Instructions to follow ▸
Return the entries below precisely, omitting nothing.

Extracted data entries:
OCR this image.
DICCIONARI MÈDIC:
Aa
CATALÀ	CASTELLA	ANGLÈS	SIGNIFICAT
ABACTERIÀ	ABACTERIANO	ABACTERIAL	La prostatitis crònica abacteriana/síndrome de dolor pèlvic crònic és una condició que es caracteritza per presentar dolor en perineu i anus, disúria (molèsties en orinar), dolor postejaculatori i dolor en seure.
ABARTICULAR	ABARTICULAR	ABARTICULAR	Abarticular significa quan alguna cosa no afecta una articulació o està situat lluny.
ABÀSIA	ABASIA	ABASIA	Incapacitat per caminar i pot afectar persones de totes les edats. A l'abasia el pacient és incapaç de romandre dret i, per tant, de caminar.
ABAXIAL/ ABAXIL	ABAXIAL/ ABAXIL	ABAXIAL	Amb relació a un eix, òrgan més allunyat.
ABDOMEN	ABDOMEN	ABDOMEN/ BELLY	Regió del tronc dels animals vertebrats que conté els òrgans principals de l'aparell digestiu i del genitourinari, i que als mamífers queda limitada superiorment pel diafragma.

Solution to the problem ▸
OCR this image.
DICCIONARI MÈDIC:
Aa
CATALÀ	CASTELLA	ANGLÈS	SIGNIFICAT
ABACTERIÀ	ABACTERIANO	ABACTERIAL	La prostatitis crònica abacteriana/síndrome de dolor pèlvic crònic és una condició que es caracteritza per presentar dolor en perineu i anus, disúria (molèsties en orinar), dolor postejaculatori i dolor en seure.
ABARTICULAR	ABARTICULAR	ABARTICULAR	Abarticular significa quan alguna cosa no afecta una articulació o està situat lluny.
ABÀSIA	ABASIA	ABASIA	Incapacitat per caminar i pot afectar persones de totes les edats. A l'abasia el pacient és incapaç de romandre dret i, per tant, de caminar.
ABAXIAL/ ABAXIL	ABAXIAL/ ABAXIL	ABAXIAL	Amb relació a un eix, òrgan més allunyat.
ABDOMEN	ABDOMEN	ABDOMEN/ BELLY	Regió del tronc dels animals vertebrats que conté els òrgans principals de l'aparell digestiu i del genitourinari, i que als mamífers queda limitada superiorment pel diafragma.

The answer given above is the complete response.